Single out the lines of the material that contain "средства" and copy them.

----------

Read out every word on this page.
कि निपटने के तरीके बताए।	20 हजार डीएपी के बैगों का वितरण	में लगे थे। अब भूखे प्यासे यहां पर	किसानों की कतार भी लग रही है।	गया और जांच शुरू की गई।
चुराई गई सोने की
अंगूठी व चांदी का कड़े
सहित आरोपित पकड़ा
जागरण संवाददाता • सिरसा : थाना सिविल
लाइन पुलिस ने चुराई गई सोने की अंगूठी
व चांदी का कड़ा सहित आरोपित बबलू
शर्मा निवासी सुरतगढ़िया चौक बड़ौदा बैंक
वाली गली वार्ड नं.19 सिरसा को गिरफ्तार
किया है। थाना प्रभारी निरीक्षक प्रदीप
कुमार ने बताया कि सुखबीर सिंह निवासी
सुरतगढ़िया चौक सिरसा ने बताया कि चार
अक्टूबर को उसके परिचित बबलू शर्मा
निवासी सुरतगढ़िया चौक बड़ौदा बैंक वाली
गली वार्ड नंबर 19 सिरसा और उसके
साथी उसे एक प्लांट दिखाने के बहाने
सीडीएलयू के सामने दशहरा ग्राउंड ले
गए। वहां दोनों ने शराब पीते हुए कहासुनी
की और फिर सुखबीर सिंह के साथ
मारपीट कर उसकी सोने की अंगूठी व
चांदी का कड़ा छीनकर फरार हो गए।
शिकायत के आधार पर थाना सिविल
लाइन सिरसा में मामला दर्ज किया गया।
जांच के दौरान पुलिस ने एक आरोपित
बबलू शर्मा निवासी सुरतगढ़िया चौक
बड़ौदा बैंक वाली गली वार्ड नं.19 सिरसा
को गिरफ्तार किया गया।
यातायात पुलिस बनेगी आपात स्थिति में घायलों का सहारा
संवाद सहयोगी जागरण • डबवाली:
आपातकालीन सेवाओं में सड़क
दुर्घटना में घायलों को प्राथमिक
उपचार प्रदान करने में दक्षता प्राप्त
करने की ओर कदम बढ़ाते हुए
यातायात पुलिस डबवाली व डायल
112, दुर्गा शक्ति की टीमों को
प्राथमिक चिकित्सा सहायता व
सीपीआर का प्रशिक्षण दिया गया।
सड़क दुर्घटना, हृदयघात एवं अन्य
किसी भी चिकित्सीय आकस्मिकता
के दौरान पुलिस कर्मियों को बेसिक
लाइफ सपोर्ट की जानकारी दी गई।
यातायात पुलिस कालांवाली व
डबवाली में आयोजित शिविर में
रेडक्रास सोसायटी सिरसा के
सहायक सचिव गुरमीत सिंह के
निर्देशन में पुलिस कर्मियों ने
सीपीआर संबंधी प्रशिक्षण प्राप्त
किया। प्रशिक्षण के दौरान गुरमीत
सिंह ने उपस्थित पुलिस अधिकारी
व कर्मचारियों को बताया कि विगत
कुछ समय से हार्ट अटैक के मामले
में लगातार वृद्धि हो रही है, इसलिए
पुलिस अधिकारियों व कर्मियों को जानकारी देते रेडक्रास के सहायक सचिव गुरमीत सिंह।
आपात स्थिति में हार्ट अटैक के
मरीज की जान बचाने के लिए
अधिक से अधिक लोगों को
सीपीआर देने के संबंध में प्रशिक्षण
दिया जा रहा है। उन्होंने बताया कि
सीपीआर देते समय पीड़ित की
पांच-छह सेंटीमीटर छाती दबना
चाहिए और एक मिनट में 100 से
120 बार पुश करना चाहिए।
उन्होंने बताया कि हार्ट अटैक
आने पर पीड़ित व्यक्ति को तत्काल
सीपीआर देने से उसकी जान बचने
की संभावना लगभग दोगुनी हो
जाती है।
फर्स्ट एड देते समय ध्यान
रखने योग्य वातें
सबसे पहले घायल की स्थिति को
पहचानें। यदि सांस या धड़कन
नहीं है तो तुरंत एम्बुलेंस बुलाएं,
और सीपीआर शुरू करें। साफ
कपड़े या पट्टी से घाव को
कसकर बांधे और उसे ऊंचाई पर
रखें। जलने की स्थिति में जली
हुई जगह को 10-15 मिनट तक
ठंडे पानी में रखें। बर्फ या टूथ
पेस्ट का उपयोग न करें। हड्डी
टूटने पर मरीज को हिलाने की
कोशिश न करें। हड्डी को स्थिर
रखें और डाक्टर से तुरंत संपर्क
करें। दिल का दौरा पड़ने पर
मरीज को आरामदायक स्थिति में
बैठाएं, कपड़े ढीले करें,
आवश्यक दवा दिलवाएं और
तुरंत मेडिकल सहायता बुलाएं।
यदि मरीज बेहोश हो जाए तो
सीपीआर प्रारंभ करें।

----------

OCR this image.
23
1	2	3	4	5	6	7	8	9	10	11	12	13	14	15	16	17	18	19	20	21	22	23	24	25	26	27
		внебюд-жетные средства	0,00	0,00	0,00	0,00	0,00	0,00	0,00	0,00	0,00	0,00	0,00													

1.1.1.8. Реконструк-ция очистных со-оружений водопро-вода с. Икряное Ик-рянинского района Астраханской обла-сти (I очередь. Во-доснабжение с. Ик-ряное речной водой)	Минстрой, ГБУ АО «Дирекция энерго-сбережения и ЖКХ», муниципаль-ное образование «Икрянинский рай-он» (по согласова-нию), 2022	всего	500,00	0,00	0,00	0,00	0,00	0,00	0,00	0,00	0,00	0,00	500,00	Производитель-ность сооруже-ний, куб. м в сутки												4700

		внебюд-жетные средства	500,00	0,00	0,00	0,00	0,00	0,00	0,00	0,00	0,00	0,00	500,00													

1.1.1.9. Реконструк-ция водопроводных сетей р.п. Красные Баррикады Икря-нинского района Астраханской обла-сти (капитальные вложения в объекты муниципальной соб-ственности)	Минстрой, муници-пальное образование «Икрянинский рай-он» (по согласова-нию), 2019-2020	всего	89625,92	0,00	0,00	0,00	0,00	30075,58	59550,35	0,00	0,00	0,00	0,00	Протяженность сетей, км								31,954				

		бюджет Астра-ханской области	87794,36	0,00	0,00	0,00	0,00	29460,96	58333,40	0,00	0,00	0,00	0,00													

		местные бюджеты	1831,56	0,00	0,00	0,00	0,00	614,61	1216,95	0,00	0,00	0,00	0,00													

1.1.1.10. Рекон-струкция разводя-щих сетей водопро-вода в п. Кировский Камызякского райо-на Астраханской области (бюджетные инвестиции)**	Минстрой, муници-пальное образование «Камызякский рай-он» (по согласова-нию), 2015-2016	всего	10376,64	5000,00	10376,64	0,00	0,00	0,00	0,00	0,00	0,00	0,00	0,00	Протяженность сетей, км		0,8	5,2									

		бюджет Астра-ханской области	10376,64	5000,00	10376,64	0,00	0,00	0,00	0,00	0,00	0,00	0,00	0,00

----------

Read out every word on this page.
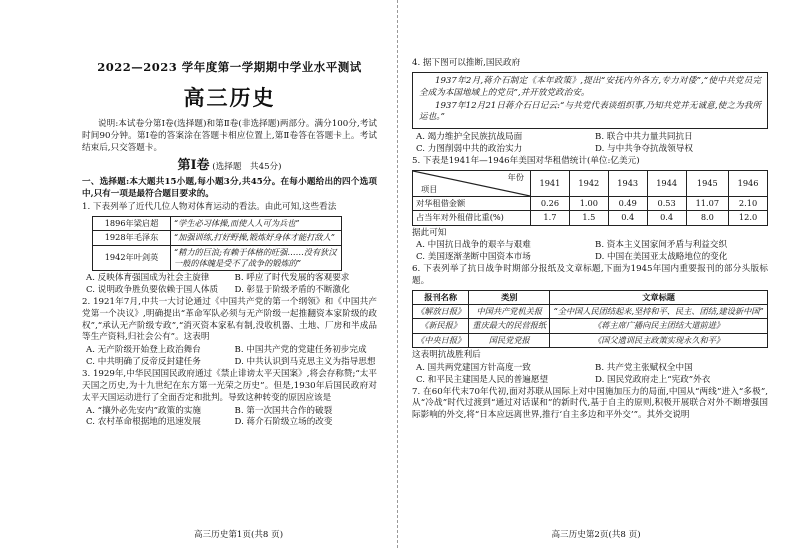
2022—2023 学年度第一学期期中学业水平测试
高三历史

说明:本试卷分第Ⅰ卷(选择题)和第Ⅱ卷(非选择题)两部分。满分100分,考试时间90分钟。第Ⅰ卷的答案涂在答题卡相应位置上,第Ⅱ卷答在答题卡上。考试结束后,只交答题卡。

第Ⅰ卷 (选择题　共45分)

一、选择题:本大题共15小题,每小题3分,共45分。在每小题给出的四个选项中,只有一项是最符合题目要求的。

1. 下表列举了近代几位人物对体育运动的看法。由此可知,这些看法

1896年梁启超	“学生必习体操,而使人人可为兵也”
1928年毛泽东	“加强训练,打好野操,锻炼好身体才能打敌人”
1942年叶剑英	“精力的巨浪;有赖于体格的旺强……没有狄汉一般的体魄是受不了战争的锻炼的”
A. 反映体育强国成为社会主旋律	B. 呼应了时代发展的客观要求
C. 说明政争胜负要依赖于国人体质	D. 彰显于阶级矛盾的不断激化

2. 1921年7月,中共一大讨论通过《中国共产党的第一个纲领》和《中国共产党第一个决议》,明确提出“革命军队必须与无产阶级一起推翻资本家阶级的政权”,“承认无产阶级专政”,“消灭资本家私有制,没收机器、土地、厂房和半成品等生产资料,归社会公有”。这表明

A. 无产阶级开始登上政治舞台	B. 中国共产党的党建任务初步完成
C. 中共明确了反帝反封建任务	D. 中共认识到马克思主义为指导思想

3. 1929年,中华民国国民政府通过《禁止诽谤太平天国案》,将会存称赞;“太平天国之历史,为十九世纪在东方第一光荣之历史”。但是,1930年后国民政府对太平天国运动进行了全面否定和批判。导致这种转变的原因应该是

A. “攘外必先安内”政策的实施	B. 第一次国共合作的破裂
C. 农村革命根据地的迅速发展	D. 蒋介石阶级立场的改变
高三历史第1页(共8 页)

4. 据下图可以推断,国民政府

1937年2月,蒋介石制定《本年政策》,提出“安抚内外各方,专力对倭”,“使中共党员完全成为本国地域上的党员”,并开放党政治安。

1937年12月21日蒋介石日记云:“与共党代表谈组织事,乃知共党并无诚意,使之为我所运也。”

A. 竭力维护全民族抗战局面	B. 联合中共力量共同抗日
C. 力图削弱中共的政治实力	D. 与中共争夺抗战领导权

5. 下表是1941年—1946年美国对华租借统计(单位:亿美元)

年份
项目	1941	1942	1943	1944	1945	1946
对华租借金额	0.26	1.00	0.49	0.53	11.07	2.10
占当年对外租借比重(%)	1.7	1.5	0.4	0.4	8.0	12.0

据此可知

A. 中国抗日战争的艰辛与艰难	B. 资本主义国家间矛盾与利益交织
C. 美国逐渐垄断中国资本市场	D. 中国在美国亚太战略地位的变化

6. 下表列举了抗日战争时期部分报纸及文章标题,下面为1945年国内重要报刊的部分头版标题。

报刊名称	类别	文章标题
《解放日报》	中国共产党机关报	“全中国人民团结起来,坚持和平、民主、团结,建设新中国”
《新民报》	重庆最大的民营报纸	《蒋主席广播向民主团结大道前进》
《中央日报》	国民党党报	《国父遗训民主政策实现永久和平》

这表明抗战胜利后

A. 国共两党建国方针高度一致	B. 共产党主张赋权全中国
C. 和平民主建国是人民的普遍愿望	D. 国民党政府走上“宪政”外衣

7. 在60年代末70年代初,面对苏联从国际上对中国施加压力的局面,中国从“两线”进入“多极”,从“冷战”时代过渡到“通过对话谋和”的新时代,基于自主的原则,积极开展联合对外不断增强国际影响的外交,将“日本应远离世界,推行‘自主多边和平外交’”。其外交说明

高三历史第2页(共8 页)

----------

Written solution
		внебюд-жетные средства	0,00	0,00	0,00	0,00	0,00	0,00	0,00	0,00	0,00	0,00	0,00													
		внебюд-жетные средства	500,00	0,00	0,00	0,00	0,00	0,00	0,00	0,00	0,00	0,00	500,00													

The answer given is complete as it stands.